Stored entries:
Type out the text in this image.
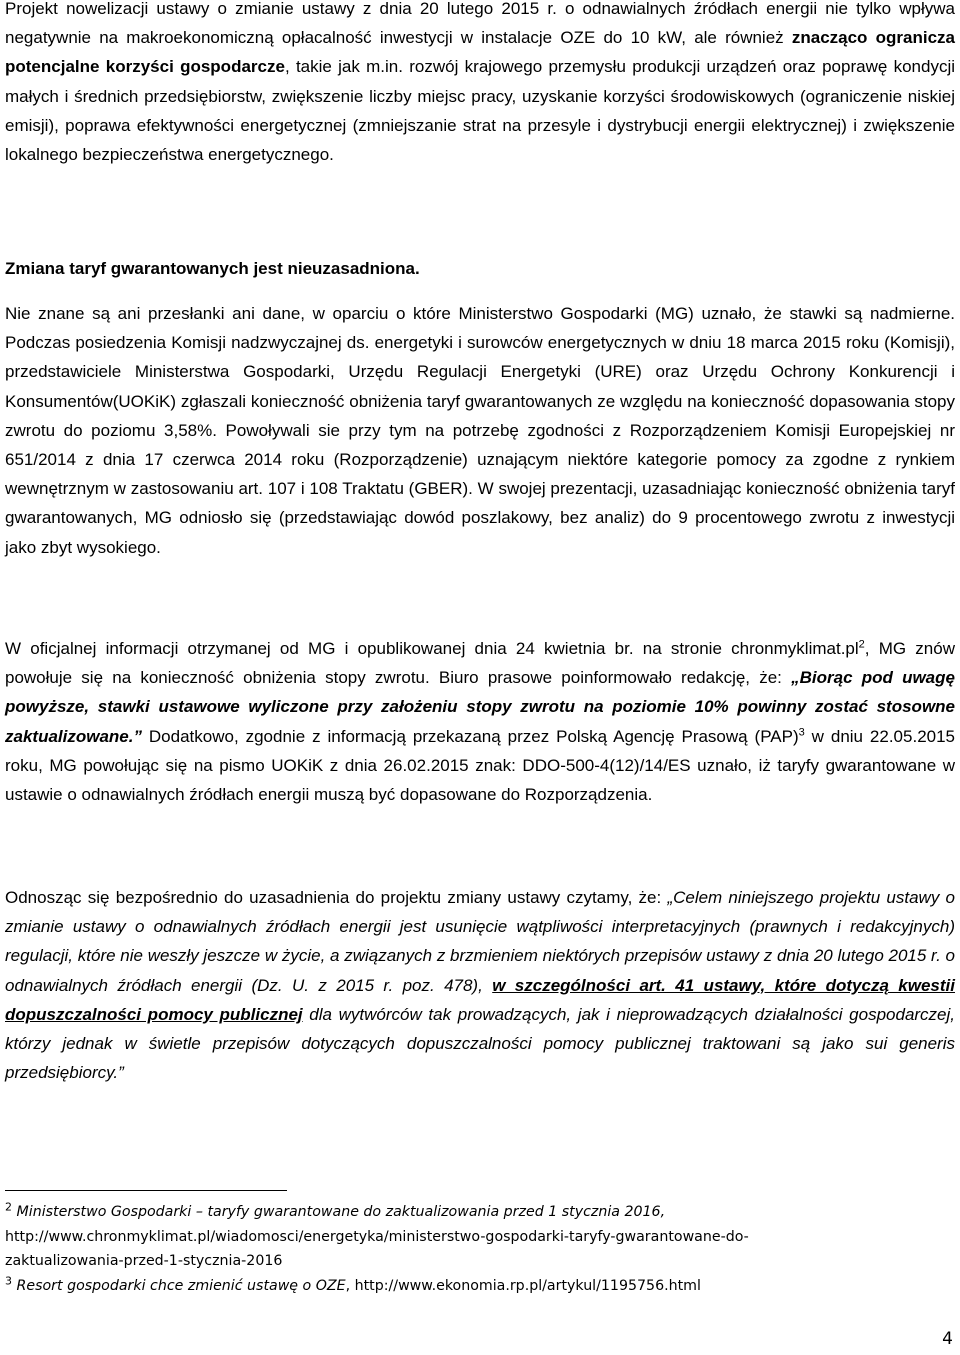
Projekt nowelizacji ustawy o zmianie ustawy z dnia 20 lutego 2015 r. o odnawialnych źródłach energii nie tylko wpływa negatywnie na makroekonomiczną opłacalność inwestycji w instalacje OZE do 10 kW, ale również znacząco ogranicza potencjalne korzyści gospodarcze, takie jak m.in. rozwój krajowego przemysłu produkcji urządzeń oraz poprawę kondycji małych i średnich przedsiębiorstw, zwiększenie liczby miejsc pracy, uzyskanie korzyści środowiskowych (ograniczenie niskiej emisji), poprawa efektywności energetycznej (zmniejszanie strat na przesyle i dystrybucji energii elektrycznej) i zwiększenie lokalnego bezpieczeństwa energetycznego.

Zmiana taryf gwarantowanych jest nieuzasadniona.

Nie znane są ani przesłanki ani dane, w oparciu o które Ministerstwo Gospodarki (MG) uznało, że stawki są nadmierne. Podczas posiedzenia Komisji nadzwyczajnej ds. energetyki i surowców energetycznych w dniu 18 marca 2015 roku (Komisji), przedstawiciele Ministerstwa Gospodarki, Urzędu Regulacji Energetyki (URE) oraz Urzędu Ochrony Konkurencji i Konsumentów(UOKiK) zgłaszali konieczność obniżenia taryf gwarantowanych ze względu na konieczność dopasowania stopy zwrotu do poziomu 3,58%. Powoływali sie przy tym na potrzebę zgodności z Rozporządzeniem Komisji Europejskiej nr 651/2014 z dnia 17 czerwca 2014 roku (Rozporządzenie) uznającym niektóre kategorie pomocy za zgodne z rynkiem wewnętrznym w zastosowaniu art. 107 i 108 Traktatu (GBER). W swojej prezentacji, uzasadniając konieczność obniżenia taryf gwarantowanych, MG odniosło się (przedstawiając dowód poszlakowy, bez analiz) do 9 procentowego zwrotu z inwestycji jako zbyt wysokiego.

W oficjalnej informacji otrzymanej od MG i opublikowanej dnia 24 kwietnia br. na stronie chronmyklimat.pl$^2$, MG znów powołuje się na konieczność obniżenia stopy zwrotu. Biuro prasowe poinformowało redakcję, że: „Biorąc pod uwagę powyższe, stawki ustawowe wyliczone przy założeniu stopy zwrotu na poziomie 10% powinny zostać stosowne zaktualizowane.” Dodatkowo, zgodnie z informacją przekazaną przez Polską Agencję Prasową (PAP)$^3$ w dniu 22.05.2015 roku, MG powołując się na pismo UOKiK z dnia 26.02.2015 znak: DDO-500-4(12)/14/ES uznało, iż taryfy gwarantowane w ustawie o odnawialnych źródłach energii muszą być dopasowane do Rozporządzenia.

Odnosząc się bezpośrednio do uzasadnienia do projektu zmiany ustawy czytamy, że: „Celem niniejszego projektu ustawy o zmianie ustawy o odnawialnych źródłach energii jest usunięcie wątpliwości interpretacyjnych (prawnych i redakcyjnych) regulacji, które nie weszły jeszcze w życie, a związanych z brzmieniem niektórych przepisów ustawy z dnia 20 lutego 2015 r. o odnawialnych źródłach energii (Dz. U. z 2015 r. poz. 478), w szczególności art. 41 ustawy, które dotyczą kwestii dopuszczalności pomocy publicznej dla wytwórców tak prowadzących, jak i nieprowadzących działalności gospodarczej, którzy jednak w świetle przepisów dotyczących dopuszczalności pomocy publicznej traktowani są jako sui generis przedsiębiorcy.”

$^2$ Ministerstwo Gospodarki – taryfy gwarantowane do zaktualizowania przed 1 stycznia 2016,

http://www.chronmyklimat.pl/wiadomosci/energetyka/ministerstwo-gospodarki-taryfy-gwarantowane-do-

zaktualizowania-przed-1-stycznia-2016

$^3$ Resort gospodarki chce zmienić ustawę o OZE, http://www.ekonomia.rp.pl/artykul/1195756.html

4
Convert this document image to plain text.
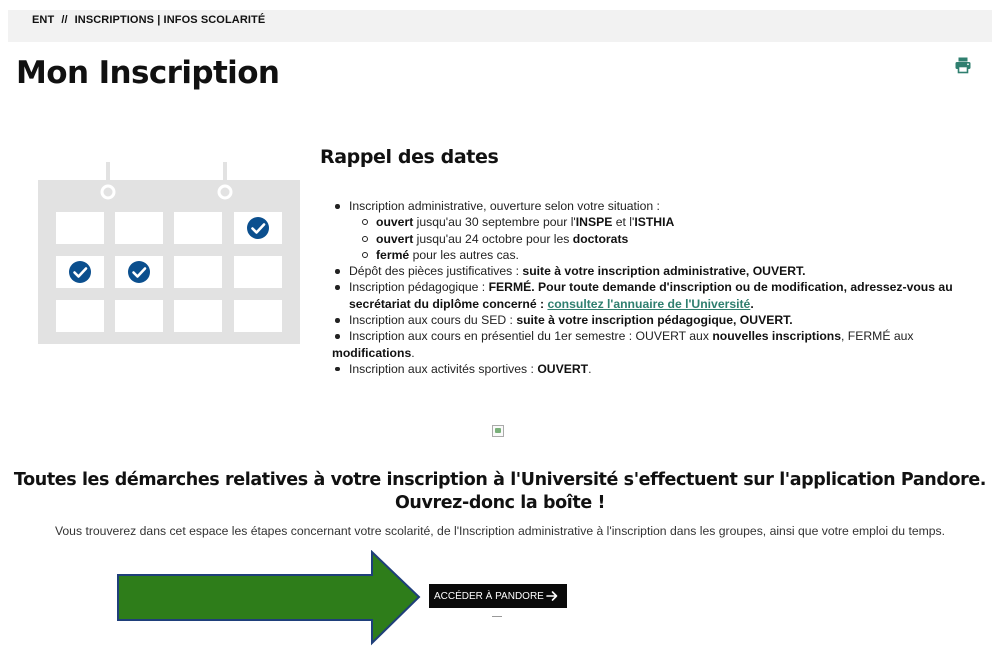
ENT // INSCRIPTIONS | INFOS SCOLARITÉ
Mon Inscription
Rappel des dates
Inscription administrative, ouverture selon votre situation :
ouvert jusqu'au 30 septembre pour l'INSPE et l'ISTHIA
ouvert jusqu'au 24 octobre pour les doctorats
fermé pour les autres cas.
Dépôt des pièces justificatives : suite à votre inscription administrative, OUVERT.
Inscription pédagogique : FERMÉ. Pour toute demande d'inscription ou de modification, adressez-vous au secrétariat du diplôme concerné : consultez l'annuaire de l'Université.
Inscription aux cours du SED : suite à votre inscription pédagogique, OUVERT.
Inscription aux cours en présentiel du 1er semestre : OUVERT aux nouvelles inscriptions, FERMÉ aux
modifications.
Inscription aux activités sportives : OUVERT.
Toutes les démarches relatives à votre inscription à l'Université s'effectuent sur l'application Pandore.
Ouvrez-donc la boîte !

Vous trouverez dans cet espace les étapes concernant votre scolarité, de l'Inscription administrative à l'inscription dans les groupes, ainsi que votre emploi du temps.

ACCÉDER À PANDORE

WHAT TO DO:
Leave out the pictures and output every record above precisely as given.

EXERCISE RESULT:
Type out the text in this image.
Projekt nowelizacji ustawy o zmianie ustawy z dnia 20 lutego 2015 r. o odnawialnych źródłach energii nie tylko wpływa negatywnie na makroekonomiczną opłacalność inwestycji w instalacje OZE do 10 kW, ale również znacząco ogranicza potencjalne korzyści gospodarcze, takie jak m.in. rozwój krajowego przemysłu produkcji urządzeń oraz poprawę kondycji małych i średnich przedsiębiorstw, zwiększenie liczby miejsc pracy, uzyskanie korzyści środowiskowych (ograniczenie niskiej emisji), poprawa efektywności energetycznej (zmniejszanie strat na przesyle i dystrybucji energii elektrycznej) i zwiększenie lokalnego bezpieczeństwa energetycznego.

Zmiana taryf gwarantowanych jest nieuzasadniona.

Nie znane są ani przesłanki ani dane, w oparciu o które Ministerstwo Gospodarki (MG) uznało, że stawki są nadmierne. Podczas posiedzenia Komisji nadzwyczajnej ds. energetyki i surowców energetycznych w dniu 18 marca 2015 roku (Komisji), przedstawiciele Ministerstwa Gospodarki, Urzędu Regulacji Energetyki (URE) oraz Urzędu Ochrony Konkurencji i Konsumentów(UOKiK) zgłaszali konieczność obniżenia taryf gwarantowanych ze względu na konieczność dopasowania stopy zwrotu do poziomu 3,58%. Powoływali sie przy tym na potrzebę zgodności z Rozporządzeniem Komisji Europejskiej nr 651/2014 z dnia 17 czerwca 2014 roku (Rozporządzenie) uznającym niektóre kategorie pomocy za zgodne z rynkiem wewnętrznym w zastosowaniu art. 107 i 108 Traktatu (GBER). W swojej prezentacji, uzasadniając konieczność obniżenia taryf gwarantowanych, MG odniosło się (przedstawiając dowód poszlakowy, bez analiz) do 9 procentowego zwrotu z inwestycji jako zbyt wysokiego.

W oficjalnej informacji otrzymanej od MG i opublikowanej dnia 24 kwietnia br. na stronie chronmyklimat.pl$^2$, MG znów powołuje się na konieczność obniżenia stopy zwrotu. Biuro prasowe poinformowało redakcję, że: „Biorąc pod uwagę powyższe, stawki ustawowe wyliczone przy założeniu stopy zwrotu na poziomie 10% powinny zostać stosowne zaktualizowane.” Dodatkowo, zgodnie z informacją przekazaną przez Polską Agencję Prasową (PAP)$^3$ w dniu 22.05.2015 roku, MG powołując się na pismo UOKiK z dnia 26.02.2015 znak: DDO-500-4(12)/14/ES uznało, iż taryfy gwarantowane w ustawie o odnawialnych źródłach energii muszą być dopasowane do Rozporządzenia.

Odnosząc się bezpośrednio do uzasadnienia do projektu zmiany ustawy czytamy, że: „Celem niniejszego projektu ustawy o zmianie ustawy o odnawialnych źródłach energii jest usunięcie wątpliwości interpretacyjnych (prawnych i redakcyjnych) regulacji, które nie weszły jeszcze w życie, a związanych z brzmieniem niektórych przepisów ustawy z dnia 20 lutego 2015 r. o odnawialnych źródłach energii (Dz. U. z 2015 r. poz. 478), w szczególności art. 41 ustawy, które dotyczą kwestii dopuszczalności pomocy publicznej dla wytwórców tak prowadzących, jak i nieprowadzących działalności gospodarczej, którzy jednak w świetle przepisów dotyczących dopuszczalności pomocy publicznej traktowani są jako sui generis przedsiębiorcy.”

$^2$ Ministerstwo Gospodarki – taryfy gwarantowane do zaktualizowania przed 1 stycznia 2016,

http://www.chronmyklimat.pl/wiadomosci/energetyka/ministerstwo-gospodarki-taryfy-gwarantowane-do-

zaktualizowania-przed-1-stycznia-2016

$^3$ Resort gospodarki chce zmienić ustawę o OZE, http://www.ekonomia.rp.pl/artykul/1195756.html

4
Convert this document image to plain text.
ENT // INSCRIPTIONS | INFOS SCOLARITÉ
Mon Inscription
Rappel des dates
Inscription administrative, ouverture selon votre situation :
ouvert jusqu'au 30 septembre pour l'INSPE et l'ISTHIA
ouvert jusqu'au 24 octobre pour les doctorats
fermé pour les autres cas.
Dépôt des pièces justificatives : suite à votre inscription administrative, OUVERT.
Inscription pédagogique : FERMÉ. Pour toute demande d'inscription ou de modification, adressez-vous au secrétariat du diplôme concerné : consultez l'annuaire de l'Université.
Inscription aux cours du SED : suite à votre inscription pédagogique, OUVERT.
Inscription aux cours en présentiel du 1er semestre : OUVERT aux nouvelles inscriptions, FERMÉ aux
modifications.
Inscription aux activités sportives : OUVERT.
Toutes les démarches relatives à votre inscription à l'Université s'effectuent sur l'application Pandore.
Ouvrez-donc la boîte !

Vous trouverez dans cet espace les étapes concernant votre scolarité, de l'Inscription administrative à l'inscription dans les groupes, ainsi que votre emploi du temps.

ACCÉDER À PANDORE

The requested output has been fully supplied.